** Start Recorded information **

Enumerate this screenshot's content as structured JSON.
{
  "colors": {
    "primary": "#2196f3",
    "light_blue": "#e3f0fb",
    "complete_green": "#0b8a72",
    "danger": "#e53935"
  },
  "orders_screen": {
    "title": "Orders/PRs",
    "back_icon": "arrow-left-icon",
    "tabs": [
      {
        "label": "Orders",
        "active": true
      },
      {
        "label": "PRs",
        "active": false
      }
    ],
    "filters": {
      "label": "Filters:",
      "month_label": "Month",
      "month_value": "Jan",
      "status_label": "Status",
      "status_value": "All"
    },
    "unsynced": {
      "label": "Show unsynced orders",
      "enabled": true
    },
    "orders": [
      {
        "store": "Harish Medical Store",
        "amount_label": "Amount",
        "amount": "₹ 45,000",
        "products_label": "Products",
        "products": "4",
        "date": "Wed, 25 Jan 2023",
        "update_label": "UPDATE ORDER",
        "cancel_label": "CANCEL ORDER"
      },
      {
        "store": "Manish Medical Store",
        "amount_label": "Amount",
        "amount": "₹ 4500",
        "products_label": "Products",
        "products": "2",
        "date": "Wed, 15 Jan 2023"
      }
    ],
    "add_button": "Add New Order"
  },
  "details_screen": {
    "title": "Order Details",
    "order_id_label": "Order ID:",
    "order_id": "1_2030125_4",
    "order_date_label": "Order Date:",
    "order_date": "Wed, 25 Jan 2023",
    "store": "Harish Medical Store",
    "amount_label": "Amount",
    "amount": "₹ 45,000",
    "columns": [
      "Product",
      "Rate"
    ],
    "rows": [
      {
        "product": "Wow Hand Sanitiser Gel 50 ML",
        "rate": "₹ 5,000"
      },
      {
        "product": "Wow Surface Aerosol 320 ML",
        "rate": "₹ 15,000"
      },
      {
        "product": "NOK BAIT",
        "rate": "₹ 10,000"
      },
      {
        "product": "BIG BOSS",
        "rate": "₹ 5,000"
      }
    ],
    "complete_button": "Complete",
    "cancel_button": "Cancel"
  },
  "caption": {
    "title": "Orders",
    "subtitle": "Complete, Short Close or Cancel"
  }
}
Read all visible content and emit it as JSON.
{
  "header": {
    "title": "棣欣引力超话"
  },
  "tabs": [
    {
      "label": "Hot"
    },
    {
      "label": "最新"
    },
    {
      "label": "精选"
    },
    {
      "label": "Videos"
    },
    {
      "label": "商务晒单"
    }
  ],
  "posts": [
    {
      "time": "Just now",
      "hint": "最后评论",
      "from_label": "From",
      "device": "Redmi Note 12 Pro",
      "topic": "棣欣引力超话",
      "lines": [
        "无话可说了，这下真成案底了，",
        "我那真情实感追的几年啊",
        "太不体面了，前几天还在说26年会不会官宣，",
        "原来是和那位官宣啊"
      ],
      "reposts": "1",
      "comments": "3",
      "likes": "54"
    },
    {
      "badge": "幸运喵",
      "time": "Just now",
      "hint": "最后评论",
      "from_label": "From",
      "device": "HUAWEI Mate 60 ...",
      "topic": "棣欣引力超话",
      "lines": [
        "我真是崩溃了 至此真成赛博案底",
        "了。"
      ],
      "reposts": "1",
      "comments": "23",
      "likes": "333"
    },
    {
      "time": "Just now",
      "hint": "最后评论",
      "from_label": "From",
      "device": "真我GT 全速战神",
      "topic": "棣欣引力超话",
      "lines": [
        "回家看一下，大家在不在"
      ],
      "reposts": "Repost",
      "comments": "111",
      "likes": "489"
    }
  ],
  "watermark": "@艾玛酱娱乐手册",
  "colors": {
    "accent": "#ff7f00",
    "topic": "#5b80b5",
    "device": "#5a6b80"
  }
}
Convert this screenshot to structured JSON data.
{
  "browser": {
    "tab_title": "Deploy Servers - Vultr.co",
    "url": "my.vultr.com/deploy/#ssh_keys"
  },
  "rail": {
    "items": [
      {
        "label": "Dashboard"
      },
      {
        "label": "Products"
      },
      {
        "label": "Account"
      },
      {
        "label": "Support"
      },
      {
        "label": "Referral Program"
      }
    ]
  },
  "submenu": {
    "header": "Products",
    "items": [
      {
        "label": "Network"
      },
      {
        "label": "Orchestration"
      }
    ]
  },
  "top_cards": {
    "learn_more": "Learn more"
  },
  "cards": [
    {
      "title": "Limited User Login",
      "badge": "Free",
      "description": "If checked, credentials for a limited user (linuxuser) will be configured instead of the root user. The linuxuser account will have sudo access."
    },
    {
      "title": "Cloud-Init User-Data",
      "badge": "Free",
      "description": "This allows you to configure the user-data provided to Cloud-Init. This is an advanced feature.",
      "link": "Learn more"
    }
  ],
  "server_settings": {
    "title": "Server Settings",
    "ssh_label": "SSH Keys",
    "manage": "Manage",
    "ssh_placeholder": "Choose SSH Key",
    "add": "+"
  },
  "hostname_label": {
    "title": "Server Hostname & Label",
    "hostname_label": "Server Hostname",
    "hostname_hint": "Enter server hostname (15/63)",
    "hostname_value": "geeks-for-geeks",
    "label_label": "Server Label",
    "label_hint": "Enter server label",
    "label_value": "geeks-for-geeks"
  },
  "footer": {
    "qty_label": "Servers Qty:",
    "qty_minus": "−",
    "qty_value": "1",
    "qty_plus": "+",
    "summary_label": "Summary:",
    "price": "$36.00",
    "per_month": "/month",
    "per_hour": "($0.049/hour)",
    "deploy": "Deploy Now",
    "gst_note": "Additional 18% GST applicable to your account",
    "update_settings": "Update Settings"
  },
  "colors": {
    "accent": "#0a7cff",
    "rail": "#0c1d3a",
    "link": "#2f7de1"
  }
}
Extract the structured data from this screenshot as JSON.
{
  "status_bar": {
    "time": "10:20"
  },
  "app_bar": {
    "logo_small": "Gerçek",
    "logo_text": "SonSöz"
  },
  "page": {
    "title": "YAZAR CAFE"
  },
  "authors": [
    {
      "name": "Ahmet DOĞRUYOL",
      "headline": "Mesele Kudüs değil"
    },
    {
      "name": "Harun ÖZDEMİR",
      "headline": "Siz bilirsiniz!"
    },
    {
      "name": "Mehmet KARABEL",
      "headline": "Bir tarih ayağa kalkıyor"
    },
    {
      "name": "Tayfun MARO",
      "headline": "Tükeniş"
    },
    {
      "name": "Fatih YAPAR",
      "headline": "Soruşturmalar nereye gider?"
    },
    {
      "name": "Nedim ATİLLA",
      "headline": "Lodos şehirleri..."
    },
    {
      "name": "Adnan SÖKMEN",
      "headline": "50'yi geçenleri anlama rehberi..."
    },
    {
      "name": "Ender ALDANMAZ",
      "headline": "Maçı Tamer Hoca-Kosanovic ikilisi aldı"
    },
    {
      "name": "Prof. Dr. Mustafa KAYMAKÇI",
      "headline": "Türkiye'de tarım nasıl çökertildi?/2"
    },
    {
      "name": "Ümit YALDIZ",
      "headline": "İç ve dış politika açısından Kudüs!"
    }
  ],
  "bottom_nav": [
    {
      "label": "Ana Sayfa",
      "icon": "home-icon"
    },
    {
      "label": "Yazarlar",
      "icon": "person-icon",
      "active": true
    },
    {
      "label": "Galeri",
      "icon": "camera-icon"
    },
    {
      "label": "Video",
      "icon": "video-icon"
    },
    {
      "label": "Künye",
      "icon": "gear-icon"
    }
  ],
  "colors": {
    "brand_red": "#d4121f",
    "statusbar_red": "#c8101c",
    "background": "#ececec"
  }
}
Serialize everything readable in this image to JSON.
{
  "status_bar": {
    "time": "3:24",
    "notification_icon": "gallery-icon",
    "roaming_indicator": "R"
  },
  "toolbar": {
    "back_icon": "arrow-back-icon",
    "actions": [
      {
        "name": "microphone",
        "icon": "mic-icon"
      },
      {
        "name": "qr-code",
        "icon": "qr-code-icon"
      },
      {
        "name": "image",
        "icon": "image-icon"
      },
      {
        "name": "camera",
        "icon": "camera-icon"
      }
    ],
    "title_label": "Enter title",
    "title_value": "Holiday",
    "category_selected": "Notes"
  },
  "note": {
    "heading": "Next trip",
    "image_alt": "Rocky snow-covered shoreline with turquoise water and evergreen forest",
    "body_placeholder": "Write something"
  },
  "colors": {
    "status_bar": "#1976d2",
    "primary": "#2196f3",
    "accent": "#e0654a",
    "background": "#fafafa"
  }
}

** End Recorded information **

• **Problem description**: Go through the entries above and copy every line containing "active".

• **Correct answer**:
        "active": true
        "active": false
      "active": true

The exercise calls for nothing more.